* Problem details *
Return the lines where the word "String" occurs.
— Begin Record list —
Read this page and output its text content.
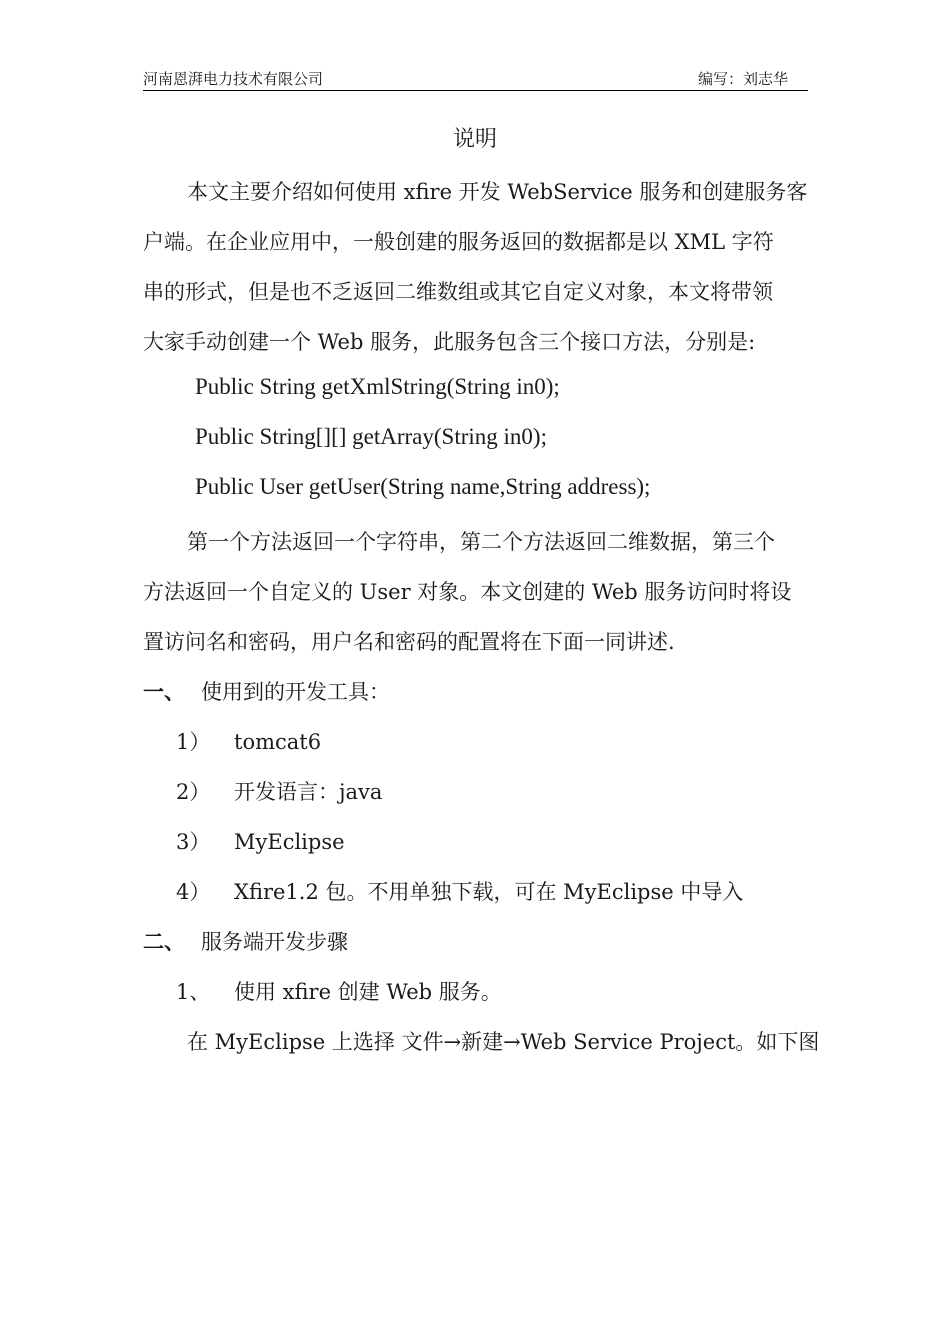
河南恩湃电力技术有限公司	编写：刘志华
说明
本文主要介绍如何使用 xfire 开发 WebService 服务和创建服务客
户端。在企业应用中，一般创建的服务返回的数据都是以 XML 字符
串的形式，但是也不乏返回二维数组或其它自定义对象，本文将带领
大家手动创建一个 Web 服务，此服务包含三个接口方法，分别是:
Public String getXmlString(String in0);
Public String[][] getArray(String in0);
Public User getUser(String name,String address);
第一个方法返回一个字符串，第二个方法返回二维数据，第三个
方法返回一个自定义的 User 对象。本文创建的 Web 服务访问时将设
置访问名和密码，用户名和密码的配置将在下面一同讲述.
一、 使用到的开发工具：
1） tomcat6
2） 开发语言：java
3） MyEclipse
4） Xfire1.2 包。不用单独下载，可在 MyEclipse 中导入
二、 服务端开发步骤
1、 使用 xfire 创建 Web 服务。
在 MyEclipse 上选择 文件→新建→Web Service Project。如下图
— End Record list —
— Begin Record list —
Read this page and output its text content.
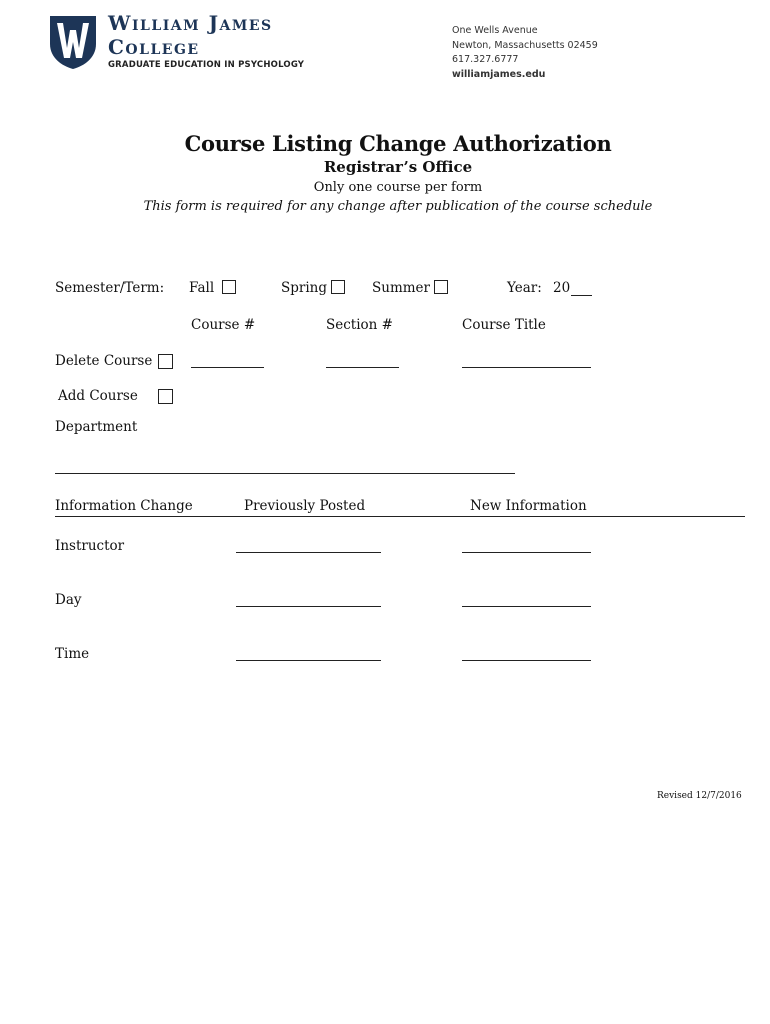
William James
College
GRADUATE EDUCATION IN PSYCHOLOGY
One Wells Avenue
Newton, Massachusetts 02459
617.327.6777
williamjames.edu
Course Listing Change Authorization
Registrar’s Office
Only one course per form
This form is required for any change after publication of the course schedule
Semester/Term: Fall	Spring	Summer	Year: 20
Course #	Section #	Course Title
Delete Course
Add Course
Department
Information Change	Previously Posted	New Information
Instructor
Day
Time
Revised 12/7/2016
— End Record list —
* Exercise output *
Public String getXmlString(String in0);
Public String[][] getArray(String in0);
Public User getUser(String name,String address);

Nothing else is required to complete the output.